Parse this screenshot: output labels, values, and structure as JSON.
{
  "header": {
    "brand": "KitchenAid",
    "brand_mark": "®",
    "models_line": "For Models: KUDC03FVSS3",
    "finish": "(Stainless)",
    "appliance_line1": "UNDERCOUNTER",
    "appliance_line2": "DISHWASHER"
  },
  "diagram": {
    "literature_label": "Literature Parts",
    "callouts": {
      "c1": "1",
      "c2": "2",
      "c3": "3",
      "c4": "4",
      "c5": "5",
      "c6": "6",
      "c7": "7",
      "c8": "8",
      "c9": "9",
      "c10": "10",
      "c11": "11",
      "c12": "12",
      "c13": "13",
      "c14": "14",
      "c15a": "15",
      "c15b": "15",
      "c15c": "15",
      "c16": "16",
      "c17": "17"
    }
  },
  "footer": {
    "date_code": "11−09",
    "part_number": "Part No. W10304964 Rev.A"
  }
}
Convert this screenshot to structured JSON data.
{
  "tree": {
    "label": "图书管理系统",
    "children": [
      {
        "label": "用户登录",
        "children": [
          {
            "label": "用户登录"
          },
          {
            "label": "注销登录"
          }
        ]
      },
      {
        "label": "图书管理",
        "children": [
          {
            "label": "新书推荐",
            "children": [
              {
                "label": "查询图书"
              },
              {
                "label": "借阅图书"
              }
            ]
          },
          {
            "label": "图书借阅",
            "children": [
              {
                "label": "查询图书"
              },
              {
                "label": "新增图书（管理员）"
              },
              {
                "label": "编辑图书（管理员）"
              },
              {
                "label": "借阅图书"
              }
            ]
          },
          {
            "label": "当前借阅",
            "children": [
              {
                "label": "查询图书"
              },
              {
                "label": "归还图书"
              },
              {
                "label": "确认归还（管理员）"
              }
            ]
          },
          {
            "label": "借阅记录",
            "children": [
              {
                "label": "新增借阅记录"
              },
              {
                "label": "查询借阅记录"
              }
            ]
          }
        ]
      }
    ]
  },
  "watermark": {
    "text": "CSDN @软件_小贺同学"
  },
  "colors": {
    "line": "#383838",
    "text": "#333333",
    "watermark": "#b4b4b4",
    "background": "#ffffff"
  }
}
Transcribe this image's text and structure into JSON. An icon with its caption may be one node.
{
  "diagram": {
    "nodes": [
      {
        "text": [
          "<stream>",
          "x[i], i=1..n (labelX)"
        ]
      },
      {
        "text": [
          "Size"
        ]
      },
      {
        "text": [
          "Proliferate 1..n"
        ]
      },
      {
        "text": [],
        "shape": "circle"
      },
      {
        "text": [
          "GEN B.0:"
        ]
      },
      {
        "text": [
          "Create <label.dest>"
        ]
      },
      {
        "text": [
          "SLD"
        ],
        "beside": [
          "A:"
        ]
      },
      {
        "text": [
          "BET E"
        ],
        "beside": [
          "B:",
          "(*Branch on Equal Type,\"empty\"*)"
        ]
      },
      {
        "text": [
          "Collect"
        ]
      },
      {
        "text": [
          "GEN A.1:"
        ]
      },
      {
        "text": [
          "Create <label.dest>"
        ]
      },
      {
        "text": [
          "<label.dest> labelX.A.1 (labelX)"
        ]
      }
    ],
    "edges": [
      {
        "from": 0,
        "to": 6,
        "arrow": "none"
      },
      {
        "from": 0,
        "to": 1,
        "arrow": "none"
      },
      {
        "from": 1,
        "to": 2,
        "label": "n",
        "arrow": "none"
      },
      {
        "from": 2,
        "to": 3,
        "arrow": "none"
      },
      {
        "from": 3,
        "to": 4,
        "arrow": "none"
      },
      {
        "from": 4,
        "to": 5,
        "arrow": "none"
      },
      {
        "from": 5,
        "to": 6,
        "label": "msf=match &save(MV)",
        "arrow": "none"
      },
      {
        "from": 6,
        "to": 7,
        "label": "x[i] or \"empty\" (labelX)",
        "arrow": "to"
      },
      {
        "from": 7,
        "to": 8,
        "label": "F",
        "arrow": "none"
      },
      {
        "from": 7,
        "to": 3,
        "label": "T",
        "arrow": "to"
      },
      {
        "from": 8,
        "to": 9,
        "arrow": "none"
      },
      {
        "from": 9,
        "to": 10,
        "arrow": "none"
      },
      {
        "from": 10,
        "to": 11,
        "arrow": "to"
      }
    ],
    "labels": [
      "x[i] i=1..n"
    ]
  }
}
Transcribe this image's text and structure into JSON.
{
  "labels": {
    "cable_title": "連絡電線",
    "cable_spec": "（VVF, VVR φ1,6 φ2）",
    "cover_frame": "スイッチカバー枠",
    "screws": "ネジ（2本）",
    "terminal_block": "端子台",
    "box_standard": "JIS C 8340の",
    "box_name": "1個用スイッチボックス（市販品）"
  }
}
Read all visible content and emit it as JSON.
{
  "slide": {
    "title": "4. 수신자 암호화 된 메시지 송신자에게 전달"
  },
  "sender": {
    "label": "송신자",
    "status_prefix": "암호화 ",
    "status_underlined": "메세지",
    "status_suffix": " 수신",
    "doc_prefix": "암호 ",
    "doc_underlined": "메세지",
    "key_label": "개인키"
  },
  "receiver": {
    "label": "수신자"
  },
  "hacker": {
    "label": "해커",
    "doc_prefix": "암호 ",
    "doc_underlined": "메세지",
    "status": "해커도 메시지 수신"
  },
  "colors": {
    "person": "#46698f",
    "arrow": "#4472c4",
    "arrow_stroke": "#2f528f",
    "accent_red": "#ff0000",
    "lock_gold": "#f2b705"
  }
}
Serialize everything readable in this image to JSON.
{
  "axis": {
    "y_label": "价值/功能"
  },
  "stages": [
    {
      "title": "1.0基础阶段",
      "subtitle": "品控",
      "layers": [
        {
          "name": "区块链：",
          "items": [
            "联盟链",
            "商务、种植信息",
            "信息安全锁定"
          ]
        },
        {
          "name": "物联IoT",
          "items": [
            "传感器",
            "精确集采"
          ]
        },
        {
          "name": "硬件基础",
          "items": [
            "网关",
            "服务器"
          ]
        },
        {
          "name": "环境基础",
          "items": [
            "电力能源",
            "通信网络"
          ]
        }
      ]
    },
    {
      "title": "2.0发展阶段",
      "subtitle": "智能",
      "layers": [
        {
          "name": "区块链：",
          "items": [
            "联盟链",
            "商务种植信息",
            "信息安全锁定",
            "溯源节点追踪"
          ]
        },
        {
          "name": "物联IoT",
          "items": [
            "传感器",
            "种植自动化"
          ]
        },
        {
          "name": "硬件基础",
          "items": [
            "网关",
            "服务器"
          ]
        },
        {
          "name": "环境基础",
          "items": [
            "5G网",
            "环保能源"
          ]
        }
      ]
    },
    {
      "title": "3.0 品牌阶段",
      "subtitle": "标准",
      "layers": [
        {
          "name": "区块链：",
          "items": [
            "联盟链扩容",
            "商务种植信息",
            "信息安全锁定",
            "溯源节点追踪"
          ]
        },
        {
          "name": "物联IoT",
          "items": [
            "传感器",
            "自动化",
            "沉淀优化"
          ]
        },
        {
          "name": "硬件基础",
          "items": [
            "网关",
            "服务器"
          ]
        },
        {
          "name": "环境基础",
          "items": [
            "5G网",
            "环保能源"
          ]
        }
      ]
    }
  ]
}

§ **Aim**
Above are the records; retype them all without a single difference.

§ **The reply**
Parse this screenshot: output labels, values, and structure as JSON.
{
  "header": {
    "brand": "KitchenAid",
    "brand_mark": "®",
    "models_line": "For Models: KUDC03FVSS3",
    "finish": "(Stainless)",
    "appliance_line1": "UNDERCOUNTER",
    "appliance_line2": "DISHWASHER"
  },
  "diagram": {
    "literature_label": "Literature Parts",
    "callouts": {
      "c1": "1",
      "c2": "2",
      "c3": "3",
      "c4": "4",
      "c5": "5",
      "c6": "6",
      "c7": "7",
      "c8": "8",
      "c9": "9",
      "c10": "10",
      "c11": "11",
      "c12": "12",
      "c13": "13",
      "c14": "14",
      "c15a": "15",
      "c15b": "15",
      "c15c": "15",
      "c16": "16",
      "c17": "17"
    }
  },
  "footer": {
    "date_code": "11−09",
    "part_number": "Part No. W10304964 Rev.A"
  }
}
Convert this screenshot to structured JSON data.
{
  "tree": {
    "label": "图书管理系统",
    "children": [
      {
        "label": "用户登录",
        "children": [
          {
            "label": "用户登录"
          },
          {
            "label": "注销登录"
          }
        ]
      },
      {
        "label": "图书管理",
        "children": [
          {
            "label": "新书推荐",
            "children": [
              {
                "label": "查询图书"
              },
              {
                "label": "借阅图书"
              }
            ]
          },
          {
            "label": "图书借阅",
            "children": [
              {
                "label": "查询图书"
              },
              {
                "label": "新增图书（管理员）"
              },
              {
                "label": "编辑图书（管理员）"
              },
              {
                "label": "借阅图书"
              }
            ]
          },
          {
            "label": "当前借阅",
            "children": [
              {
                "label": "查询图书"
              },
              {
                "label": "归还图书"
              },
              {
                "label": "确认归还（管理员）"
              }
            ]
          },
          {
            "label": "借阅记录",
            "children": [
              {
                "label": "新增借阅记录"
              },
              {
                "label": "查询借阅记录"
              }
            ]
          }
        ]
      }
    ]
  },
  "watermark": {
    "text": "CSDN @软件_小贺同学"
  },
  "colors": {
    "line": "#383838",
    "text": "#333333",
    "watermark": "#b4b4b4",
    "background": "#ffffff"
  }
}
Transcribe this image's text and structure into JSON. An icon with its caption may be one node.
{
  "diagram": {
    "nodes": [
      {
        "text": [
          "<stream>",
          "x[i], i=1..n (labelX)"
        ]
      },
      {
        "text": [
          "Size"
        ]
      },
      {
        "text": [
          "Proliferate 1..n"
        ]
      },
      {
        "text": [],
        "shape": "circle"
      },
      {
        "text": [
          "GEN B.0:"
        ]
      },
      {
        "text": [
          "Create <label.dest>"
        ]
      },
      {
        "text": [
          "SLD"
        ],
        "beside": [
          "A:"
        ]
      },
      {
        "text": [
          "BET E"
        ],
        "beside": [
          "B:",
          "(*Branch on Equal Type,\"empty\"*)"
        ]
      },
      {
        "text": [
          "Collect"
        ]
      },
      {
        "text": [
          "GEN A.1:"
        ]
      },
      {
        "text": [
          "Create <label.dest>"
        ]
      },
      {
        "text": [
          "<label.dest> labelX.A.1 (labelX)"
        ]
      }
    ],
    "edges": [
      {
        "from": 0,
        "to": 6,
        "arrow": "none"
      },
      {
        "from": 0,
        "to": 1,
        "arrow": "none"
      },
      {
        "from": 1,
        "to": 2,
        "label": "n",
        "arrow": "none"
      },
      {
        "from": 2,
        "to": 3,
        "arrow": "none"
      },
      {
        "from": 3,
        "to": 4,
        "arrow": "none"
      },
      {
        "from": 4,
        "to": 5,
        "arrow": "none"
      },
      {
        "from": 5,
        "to": 6,
        "label": "msf=match &save(MV)",
        "arrow": "none"
      },
      {
        "from": 6,
        "to": 7,
        "label": "x[i] or \"empty\" (labelX)",
        "arrow": "to"
      },
      {
        "from": 7,
        "to": 8,
        "label": "F",
        "arrow": "none"
      },
      {
        "from": 7,
        "to": 3,
        "label": "T",
        "arrow": "to"
      },
      {
        "from": 8,
        "to": 9,
        "arrow": "none"
      },
      {
        "from": 9,
        "to": 10,
        "arrow": "none"
      },
      {
        "from": 10,
        "to": 11,
        "arrow": "to"
      }
    ],
    "labels": [
      "x[i] i=1..n"
    ]
  }
}
Transcribe this image's text and structure into JSON.
{
  "labels": {
    "cable_title": "連絡電線",
    "cable_spec": "（VVF, VVR φ1,6 φ2）",
    "cover_frame": "スイッチカバー枠",
    "screws": "ネジ（2本）",
    "terminal_block": "端子台",
    "box_standard": "JIS C 8340の",
    "box_name": "1個用スイッチボックス（市販品）"
  }
}
Read all visible content and emit it as JSON.
{
  "slide": {
    "title": "4. 수신자 암호화 된 메시지 송신자에게 전달"
  },
  "sender": {
    "label": "송신자",
    "status_prefix": "암호화 ",
    "status_underlined": "메세지",
    "status_suffix": " 수신",
    "doc_prefix": "암호 ",
    "doc_underlined": "메세지",
    "key_label": "개인키"
  },
  "receiver": {
    "label": "수신자"
  },
  "hacker": {
    "label": "해커",
    "doc_prefix": "암호 ",
    "doc_underlined": "메세지",
    "status": "해커도 메시지 수신"
  },
  "colors": {
    "person": "#46698f",
    "arrow": "#4472c4",
    "arrow_stroke": "#2f528f",
    "accent_red": "#ff0000",
    "lock_gold": "#f2b705"
  }
}
Serialize everything readable in this image to JSON.
{
  "axis": {
    "y_label": "价值/功能"
  },
  "stages": [
    {
      "title": "1.0基础阶段",
      "subtitle": "品控",
      "layers": [
        {
          "name": "区块链：",
          "items": [
            "联盟链",
            "商务、种植信息",
            "信息安全锁定"
          ]
        },
        {
          "name": "物联IoT",
          "items": [
            "传感器",
            "精确集采"
          ]
        },
        {
          "name": "硬件基础",
          "items": [
            "网关",
            "服务器"
          ]
        },
        {
          "name": "环境基础",
          "items": [
            "电力能源",
            "通信网络"
          ]
        }
      ]
    },
    {
      "title": "2.0发展阶段",
      "subtitle": "智能",
      "layers": [
        {
          "name": "区块链：",
          "items": [
            "联盟链",
            "商务种植信息",
            "信息安全锁定",
            "溯源节点追踪"
          ]
        },
        {
          "name": "物联IoT",
          "items": [
            "传感器",
            "种植自动化"
          ]
        },
        {
          "name": "硬件基础",
          "items": [
            "网关",
            "服务器"
          ]
        },
        {
          "name": "环境基础",
          "items": [
            "5G网",
            "环保能源"
          ]
        }
      ]
    },
    {
      "title": "3.0 品牌阶段",
      "subtitle": "标准",
      "layers": [
        {
          "name": "区块链：",
          "items": [
            "联盟链扩容",
            "商务种植信息",
            "信息安全锁定",
            "溯源节点追踪"
          ]
        },
        {
          "name": "物联IoT",
          "items": [
            "传感器",
            "自动化",
            "沉淀优化"
          ]
        },
        {
          "name": "硬件基础",
          "items": [
            "网关",
            "服务器"
          ]
        },
        {
          "name": "环境基础",
          "items": [
            "5G网",
            "环保能源"
          ]
        }
      ]
    }
  ]
}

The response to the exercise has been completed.